WRITTEN INSTRUCTION:
Repeat the material below word for word and leave out all pictures.

TASK INPUT:
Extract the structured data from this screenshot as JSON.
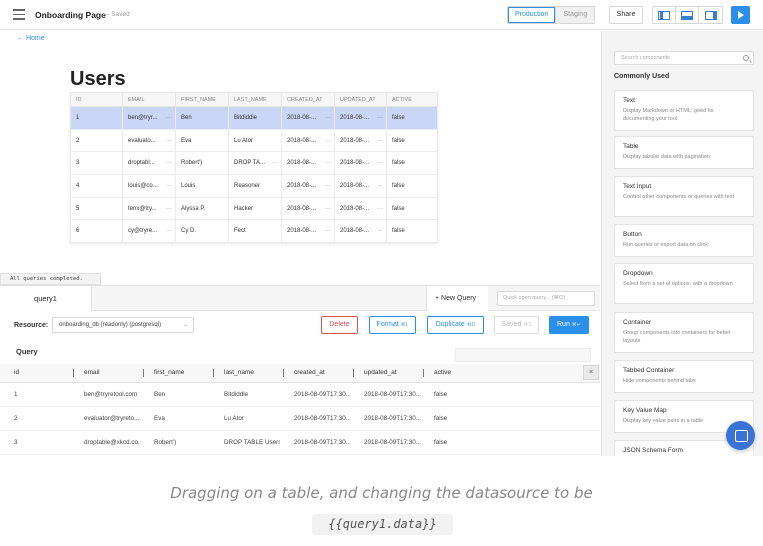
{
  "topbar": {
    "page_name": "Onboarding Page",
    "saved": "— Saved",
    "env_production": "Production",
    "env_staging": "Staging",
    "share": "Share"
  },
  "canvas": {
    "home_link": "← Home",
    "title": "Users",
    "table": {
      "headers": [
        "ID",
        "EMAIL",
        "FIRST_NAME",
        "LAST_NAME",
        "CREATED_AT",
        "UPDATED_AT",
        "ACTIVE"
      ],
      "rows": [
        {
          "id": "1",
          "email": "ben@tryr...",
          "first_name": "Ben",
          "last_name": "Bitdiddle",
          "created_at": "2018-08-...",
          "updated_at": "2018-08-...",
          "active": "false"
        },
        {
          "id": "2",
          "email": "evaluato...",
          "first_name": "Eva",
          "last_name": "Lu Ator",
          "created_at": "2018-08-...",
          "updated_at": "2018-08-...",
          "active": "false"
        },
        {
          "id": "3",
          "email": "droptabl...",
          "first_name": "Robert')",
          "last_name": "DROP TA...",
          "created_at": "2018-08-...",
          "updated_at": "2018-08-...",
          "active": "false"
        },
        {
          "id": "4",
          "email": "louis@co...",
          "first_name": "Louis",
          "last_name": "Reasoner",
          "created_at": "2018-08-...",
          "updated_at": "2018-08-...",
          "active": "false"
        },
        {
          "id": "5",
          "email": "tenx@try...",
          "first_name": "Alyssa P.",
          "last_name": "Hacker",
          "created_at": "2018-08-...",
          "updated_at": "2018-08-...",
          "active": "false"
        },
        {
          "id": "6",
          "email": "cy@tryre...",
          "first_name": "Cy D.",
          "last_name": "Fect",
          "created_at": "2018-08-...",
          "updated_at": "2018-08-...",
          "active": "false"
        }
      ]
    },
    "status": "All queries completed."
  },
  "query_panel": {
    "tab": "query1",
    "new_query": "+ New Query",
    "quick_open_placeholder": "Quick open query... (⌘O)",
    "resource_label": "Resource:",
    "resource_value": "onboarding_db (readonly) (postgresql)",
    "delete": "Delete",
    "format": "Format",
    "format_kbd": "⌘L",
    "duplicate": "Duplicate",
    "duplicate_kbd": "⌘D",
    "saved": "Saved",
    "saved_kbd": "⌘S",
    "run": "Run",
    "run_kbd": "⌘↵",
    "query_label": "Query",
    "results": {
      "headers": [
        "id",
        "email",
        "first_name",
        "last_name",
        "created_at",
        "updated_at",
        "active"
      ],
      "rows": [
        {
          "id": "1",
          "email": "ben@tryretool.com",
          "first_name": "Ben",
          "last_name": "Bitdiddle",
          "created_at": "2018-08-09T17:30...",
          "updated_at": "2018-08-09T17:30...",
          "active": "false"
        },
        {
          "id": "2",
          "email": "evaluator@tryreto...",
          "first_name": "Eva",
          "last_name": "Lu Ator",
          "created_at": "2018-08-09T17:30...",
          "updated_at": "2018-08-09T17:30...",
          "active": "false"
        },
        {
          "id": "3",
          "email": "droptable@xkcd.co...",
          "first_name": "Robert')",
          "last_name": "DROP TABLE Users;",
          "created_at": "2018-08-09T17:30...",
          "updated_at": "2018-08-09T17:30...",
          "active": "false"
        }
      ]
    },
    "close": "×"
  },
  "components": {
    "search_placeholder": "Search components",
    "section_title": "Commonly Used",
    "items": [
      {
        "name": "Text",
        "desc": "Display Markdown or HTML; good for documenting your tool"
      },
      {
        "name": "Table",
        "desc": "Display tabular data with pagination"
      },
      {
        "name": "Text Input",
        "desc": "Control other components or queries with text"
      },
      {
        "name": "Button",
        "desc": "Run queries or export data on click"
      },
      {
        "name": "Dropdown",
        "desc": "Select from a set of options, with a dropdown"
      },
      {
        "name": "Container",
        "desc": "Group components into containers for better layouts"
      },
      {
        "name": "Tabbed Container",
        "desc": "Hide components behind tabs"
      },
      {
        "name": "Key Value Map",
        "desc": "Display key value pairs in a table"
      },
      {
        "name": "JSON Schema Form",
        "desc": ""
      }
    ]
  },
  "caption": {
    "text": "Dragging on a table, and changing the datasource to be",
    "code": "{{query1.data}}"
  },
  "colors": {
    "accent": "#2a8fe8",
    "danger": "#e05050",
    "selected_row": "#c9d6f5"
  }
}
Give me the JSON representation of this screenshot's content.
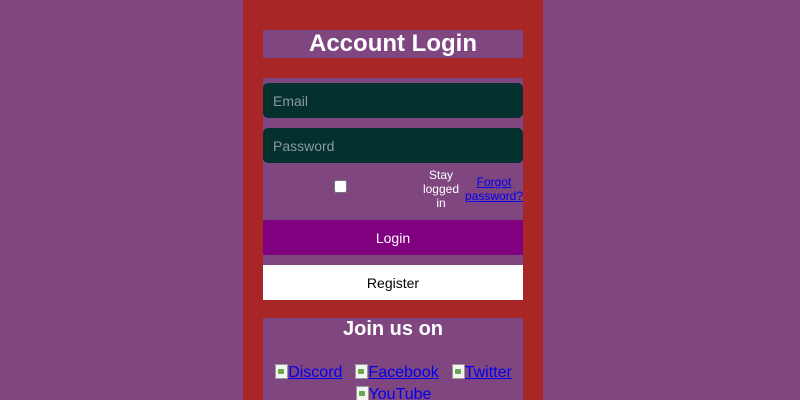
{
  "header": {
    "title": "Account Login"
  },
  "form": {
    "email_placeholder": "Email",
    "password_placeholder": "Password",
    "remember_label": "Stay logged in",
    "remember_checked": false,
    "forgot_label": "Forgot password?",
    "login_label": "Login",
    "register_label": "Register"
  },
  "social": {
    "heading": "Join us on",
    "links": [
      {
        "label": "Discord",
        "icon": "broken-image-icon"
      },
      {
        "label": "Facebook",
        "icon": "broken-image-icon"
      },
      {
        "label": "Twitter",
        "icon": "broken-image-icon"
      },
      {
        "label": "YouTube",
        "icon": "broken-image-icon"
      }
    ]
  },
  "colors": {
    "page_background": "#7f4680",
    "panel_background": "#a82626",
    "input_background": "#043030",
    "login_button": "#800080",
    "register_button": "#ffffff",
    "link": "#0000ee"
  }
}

SOLUTION BELOW:
Extract the structured data from this screenshot as JSON.
{
  "topbar": {
    "page_name": "Onboarding Page",
    "saved": "— Saved",
    "env_production": "Production",
    "env_staging": "Staging",
    "share": "Share"
  },
  "canvas": {
    "home_link": "← Home",
    "title": "Users",
    "table": {
      "headers": [
        "ID",
        "EMAIL",
        "FIRST_NAME",
        "LAST_NAME",
        "CREATED_AT",
        "UPDATED_AT",
        "ACTIVE"
      ],
      "rows": [
        {
          "id": "1",
          "email": "ben@tryr...",
          "first_name": "Ben",
          "last_name": "Bitdiddle",
          "created_at": "2018-08-...",
          "updated_at": "2018-08-...",
          "active": "false"
        },
        {
          "id": "2",
          "email": "evaluato...",
          "first_name": "Eva",
          "last_name": "Lu Ator",
          "created_at": "2018-08-...",
          "updated_at": "2018-08-...",
          "active": "false"
        },
        {
          "id": "3",
          "email": "droptabl...",
          "first_name": "Robert')",
          "last_name": "DROP TA...",
          "created_at": "2018-08-...",
          "updated_at": "2018-08-...",
          "active": "false"
        },
        {
          "id": "4",
          "email": "louis@co...",
          "first_name": "Louis",
          "last_name": "Reasoner",
          "created_at": "2018-08-...",
          "updated_at": "2018-08-...",
          "active": "false"
        },
        {
          "id": "5",
          "email": "tenx@try...",
          "first_name": "Alyssa P.",
          "last_name": "Hacker",
          "created_at": "2018-08-...",
          "updated_at": "2018-08-...",
          "active": "false"
        },
        {
          "id": "6",
          "email": "cy@tryre...",
          "first_name": "Cy D.",
          "last_name": "Fect",
          "created_at": "2018-08-...",
          "updated_at": "2018-08-...",
          "active": "false"
        }
      ]
    },
    "status": "All queries completed."
  },
  "query_panel": {
    "tab": "query1",
    "new_query": "+ New Query",
    "quick_open_placeholder": "Quick open query... (⌘O)",
    "resource_label": "Resource:",
    "resource_value": "onboarding_db (readonly) (postgresql)",
    "delete": "Delete",
    "format": "Format",
    "format_kbd": "⌘L",
    "duplicate": "Duplicate",
    "duplicate_kbd": "⌘D",
    "saved": "Saved",
    "saved_kbd": "⌘S",
    "run": "Run",
    "run_kbd": "⌘↵",
    "query_label": "Query",
    "results": {
      "headers": [
        "id",
        "email",
        "first_name",
        "last_name",
        "created_at",
        "updated_at",
        "active"
      ],
      "rows": [
        {
          "id": "1",
          "email": "ben@tryretool.com",
          "first_name": "Ben",
          "last_name": "Bitdiddle",
          "created_at": "2018-08-09T17:30...",
          "updated_at": "2018-08-09T17:30...",
          "active": "false"
        },
        {
          "id": "2",
          "email": "evaluator@tryreto...",
          "first_name": "Eva",
          "last_name": "Lu Ator",
          "created_at": "2018-08-09T17:30...",
          "updated_at": "2018-08-09T17:30...",
          "active": "false"
        },
        {
          "id": "3",
          "email": "droptable@xkcd.co...",
          "first_name": "Robert')",
          "last_name": "DROP TABLE Users;",
          "created_at": "2018-08-09T17:30...",
          "updated_at": "2018-08-09T17:30...",
          "active": "false"
        }
      ]
    },
    "close": "×"
  },
  "components": {
    "search_placeholder": "Search components",
    "section_title": "Commonly Used",
    "items": [
      {
        "name": "Text",
        "desc": "Display Markdown or HTML; good for documenting your tool"
      },
      {
        "name": "Table",
        "desc": "Display tabular data with pagination"
      },
      {
        "name": "Text Input",
        "desc": "Control other components or queries with text"
      },
      {
        "name": "Button",
        "desc": "Run queries or export data on click"
      },
      {
        "name": "Dropdown",
        "desc": "Select from a set of options, with a dropdown"
      },
      {
        "name": "Container",
        "desc": "Group components into containers for better layouts"
      },
      {
        "name": "Tabbed Container",
        "desc": "Hide components behind tabs"
      },
      {
        "name": "Key Value Map",
        "desc": "Display key value pairs in a table"
      },
      {
        "name": "JSON Schema Form",
        "desc": ""
      }
    ]
  },
  "caption": {
    "text": "Dragging on a table, and changing the datasource to be",
    "code": "{{query1.data}}"
  },
  "colors": {
    "accent": "#2a8fe8",
    "danger": "#e05050",
    "selected_row": "#c9d6f5"
  }
}
Give me the JSON representation of this screenshot's content.
{
  "header": {
    "title": "Account Login"
  },
  "form": {
    "email_placeholder": "Email",
    "password_placeholder": "Password",
    "remember_label": "Stay logged in",
    "remember_checked": false,
    "forgot_label": "Forgot password?",
    "login_label": "Login",
    "register_label": "Register"
  },
  "social": {
    "heading": "Join us on",
    "links": [
      {
        "label": "Discord",
        "icon": "broken-image-icon"
      },
      {
        "label": "Facebook",
        "icon": "broken-image-icon"
      },
      {
        "label": "Twitter",
        "icon": "broken-image-icon"
      },
      {
        "label": "YouTube",
        "icon": "broken-image-icon"
      }
    ]
  },
  "colors": {
    "page_background": "#7f4680",
    "panel_background": "#a82626",
    "input_background": "#043030",
    "login_button": "#800080",
    "register_button": "#ffffff",
    "link": "#0000ee"
  }
}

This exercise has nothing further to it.